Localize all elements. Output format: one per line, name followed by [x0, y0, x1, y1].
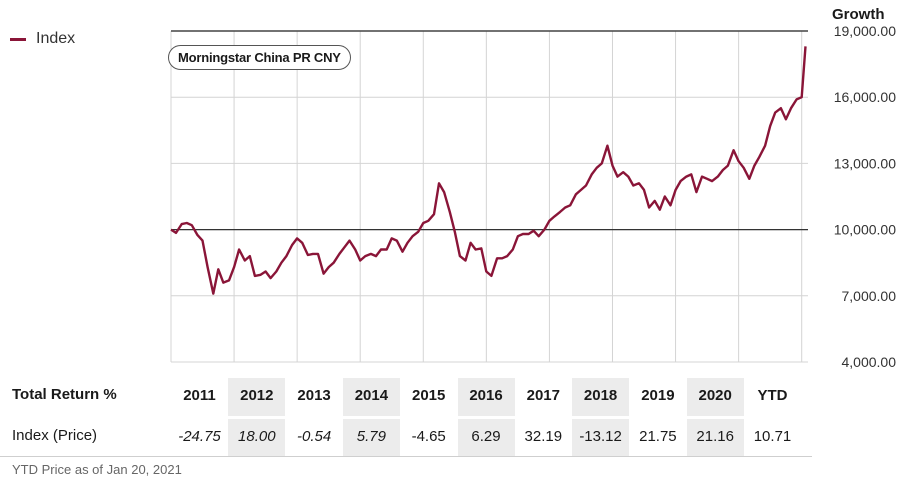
year-header: 2012 [228, 378, 286, 416]
return-value: -4.65 [411, 428, 446, 445]
year-header: 2020 [686, 378, 744, 416]
return-value: -0.54 [296, 428, 332, 445]
y-tick-label: 4,000.00 [842, 354, 897, 370]
year-header: 2016 [457, 378, 515, 416]
index-series-line [170, 46, 807, 295]
footnote: YTD Price as of Jan 20, 2021 [12, 462, 182, 477]
growth-axis-title: Growth [832, 6, 885, 23]
legend-label: Index [36, 30, 76, 47]
return-value: 18.00 [228, 419, 286, 457]
y-tick-label: 7,000.00 [842, 288, 897, 304]
y-tick-label: 13,000.00 [834, 155, 896, 171]
year-header: 2017 [526, 387, 560, 404]
legend: Index [10, 30, 75, 48]
year-header: YTD [757, 387, 788, 404]
year-header: 2015 [412, 387, 446, 404]
year-header: 2018 [572, 378, 630, 416]
y-tick-label: 16,000.00 [834, 89, 896, 105]
return-value: -24.75 [178, 428, 221, 445]
return-value: 32.19 [524, 428, 563, 445]
legend-swatch [10, 37, 26, 41]
return-value: -13.12 [572, 419, 630, 457]
return-value: 5.79 [342, 419, 400, 457]
y-axis-ticks: 4,000.00 7,000.00 10,000.00 13,000.00 16,000… [834, 23, 897, 370]
divider [0, 456, 812, 457]
y-tick-label: 10,000.00 [834, 222, 896, 238]
return-value: 21.75 [639, 428, 677, 445]
index-name-badge: Morningstar China PR CNY [168, 45, 351, 70]
year-header: 2013 [297, 387, 331, 404]
chart-grid [170, 30, 808, 363]
year-header: 2011 [183, 387, 216, 404]
return-value: 21.16 [686, 419, 744, 457]
return-value: 10.71 [753, 428, 792, 445]
y-tick-label: 19,000.00 [834, 23, 896, 39]
growth-chart: 4,000.00 7,000.00 10,000.00 13,000.00 16,000… [170, 23, 897, 370]
total-return-header: Total Return % [12, 386, 117, 403]
year-header: 2019 [641, 387, 675, 404]
index-price-label: Index (Price) [12, 427, 98, 444]
year-header: 2014 [342, 378, 400, 416]
return-value: 6.29 [457, 419, 515, 457]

━━━━━━━━━━━━━━━━━━━━

GIVEN TASK
Report every line of the records that contains the string "header", and copy each such line in full.

FINISHED ANSWER
year-header: 2012 [228, 378, 286, 416]
year-header: 2020 [686, 378, 744, 416]
year-header: 2016 [457, 378, 515, 416]
year-header: 2017 [526, 387, 560, 404]
year-header: YTD [757, 387, 788, 404]
year-header: 2015 [412, 387, 446, 404]
year-header: 2018 [572, 378, 630, 416]
year-header: 2013 [297, 387, 331, 404]
year-header: 2011 [183, 387, 216, 404]
total-return-header: Total Return % [12, 386, 117, 403]
year-header: 2019 [641, 387, 675, 404]
year-header: 2014 [342, 378, 400, 416]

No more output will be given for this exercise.